[Saved entries]
━━━━━━
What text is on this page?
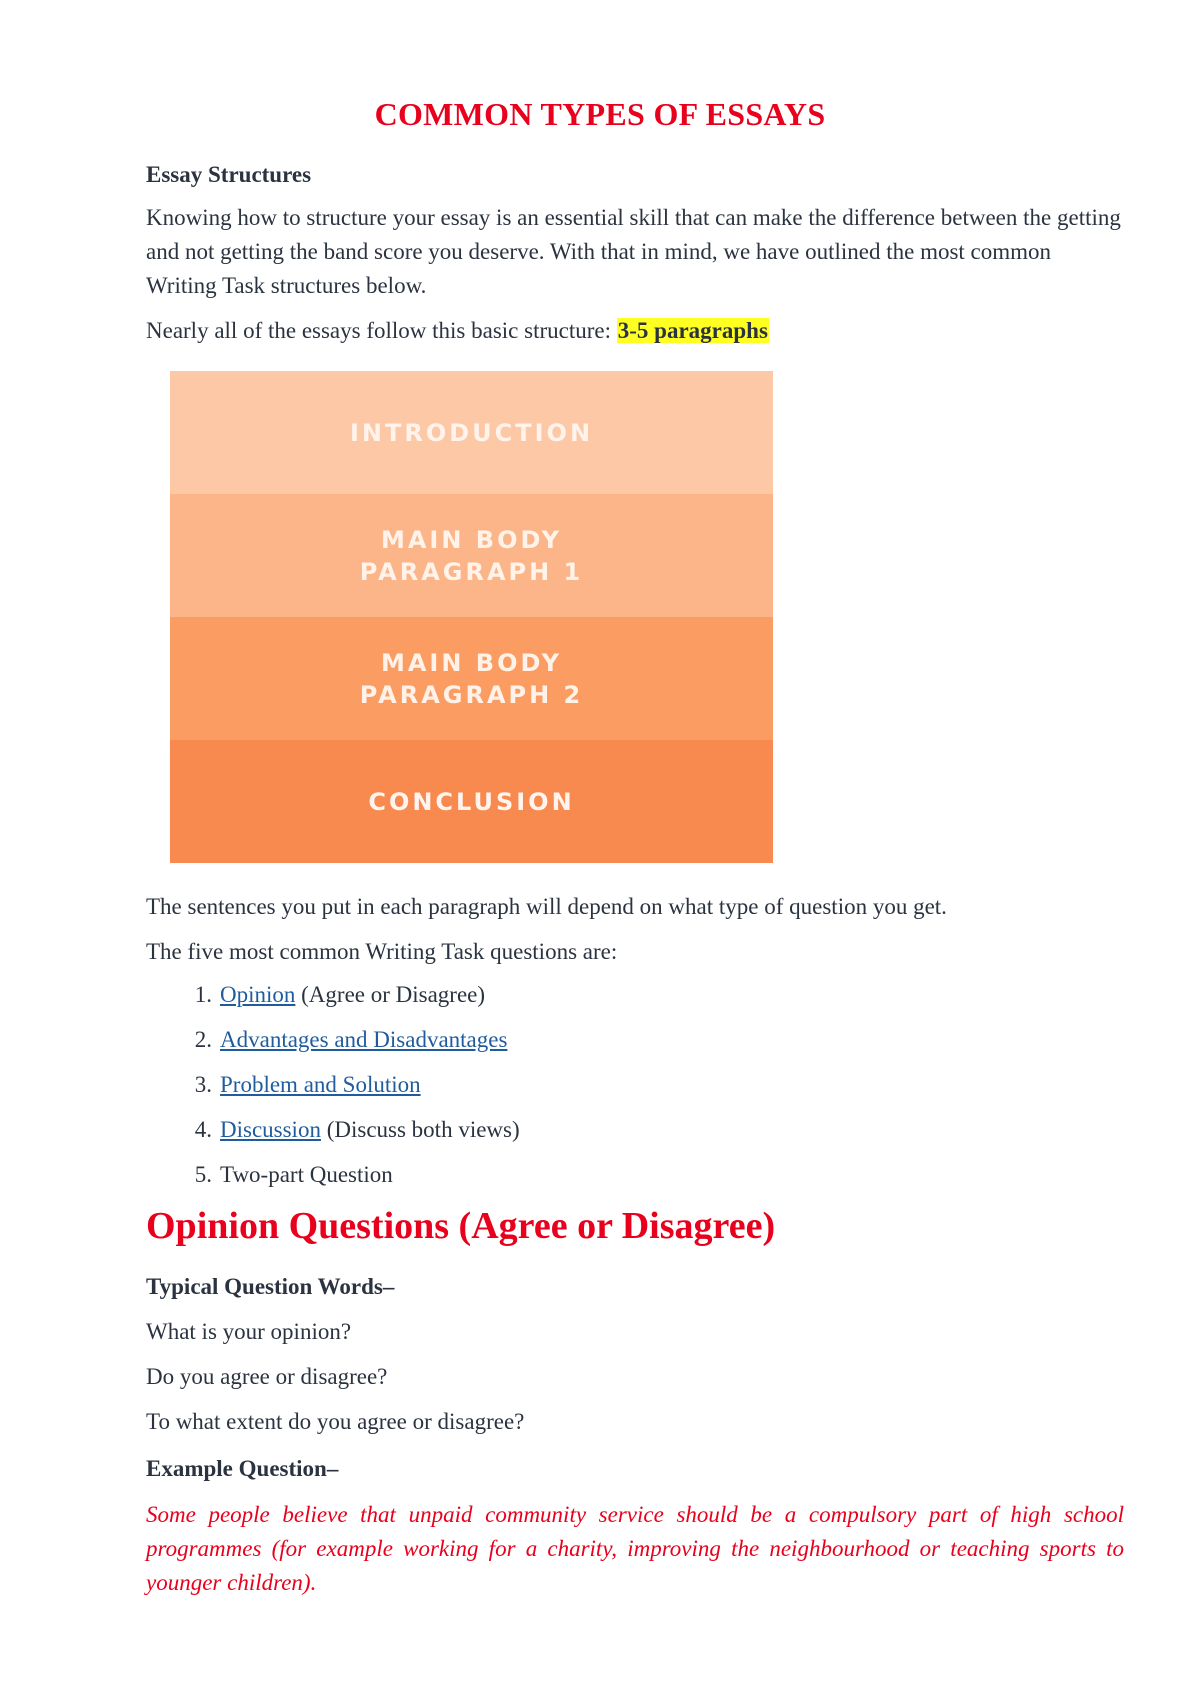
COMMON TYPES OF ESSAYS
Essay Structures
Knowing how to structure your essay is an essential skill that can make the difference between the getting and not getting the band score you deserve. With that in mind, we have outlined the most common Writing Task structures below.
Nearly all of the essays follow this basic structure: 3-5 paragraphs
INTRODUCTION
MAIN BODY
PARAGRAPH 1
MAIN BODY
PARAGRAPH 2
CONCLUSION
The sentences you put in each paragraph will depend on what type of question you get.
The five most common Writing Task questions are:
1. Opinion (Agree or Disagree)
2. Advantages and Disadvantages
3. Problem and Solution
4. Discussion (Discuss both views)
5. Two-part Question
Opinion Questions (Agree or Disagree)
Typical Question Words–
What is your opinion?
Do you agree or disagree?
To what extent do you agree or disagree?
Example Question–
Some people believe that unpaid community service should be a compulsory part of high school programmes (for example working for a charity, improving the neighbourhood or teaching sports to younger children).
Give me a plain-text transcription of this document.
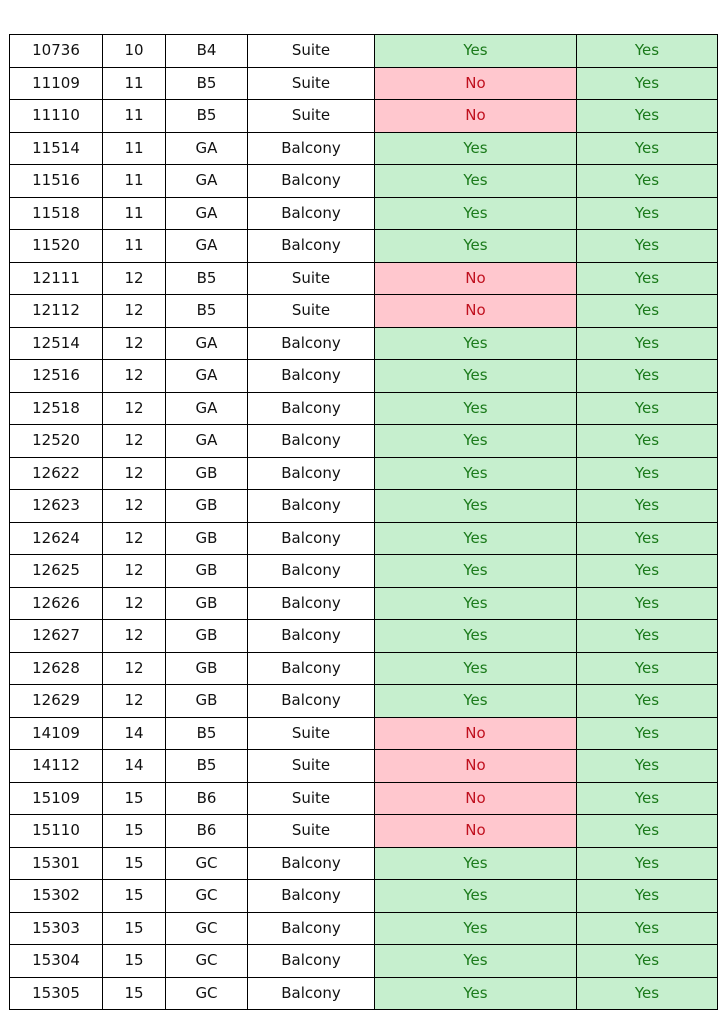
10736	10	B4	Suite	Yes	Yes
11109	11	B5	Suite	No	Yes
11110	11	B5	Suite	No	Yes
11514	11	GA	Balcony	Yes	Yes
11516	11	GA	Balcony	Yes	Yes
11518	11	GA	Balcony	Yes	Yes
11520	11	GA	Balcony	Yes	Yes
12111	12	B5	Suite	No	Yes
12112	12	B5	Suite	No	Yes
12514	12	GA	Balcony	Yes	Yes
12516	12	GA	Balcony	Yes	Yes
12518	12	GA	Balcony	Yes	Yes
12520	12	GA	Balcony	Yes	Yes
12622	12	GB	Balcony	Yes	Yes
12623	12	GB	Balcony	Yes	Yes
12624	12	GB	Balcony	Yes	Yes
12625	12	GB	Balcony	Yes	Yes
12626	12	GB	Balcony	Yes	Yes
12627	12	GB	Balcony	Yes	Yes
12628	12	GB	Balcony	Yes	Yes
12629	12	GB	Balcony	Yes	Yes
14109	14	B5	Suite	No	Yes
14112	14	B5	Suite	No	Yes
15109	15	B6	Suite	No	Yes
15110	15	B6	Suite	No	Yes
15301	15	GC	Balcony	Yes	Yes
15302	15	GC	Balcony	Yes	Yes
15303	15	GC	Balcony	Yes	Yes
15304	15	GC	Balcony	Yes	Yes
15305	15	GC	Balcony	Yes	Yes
━━━━━━
_WRITTEN EXERCISE_. All lines that include "this" are to be gathered and copied.

_ANSWER TO THE EXERCISE_.
What text is on this page?
Nearly all of the essays follow this basic structure: 3-5 paragraphs
Give me a plain-text transcription of this document.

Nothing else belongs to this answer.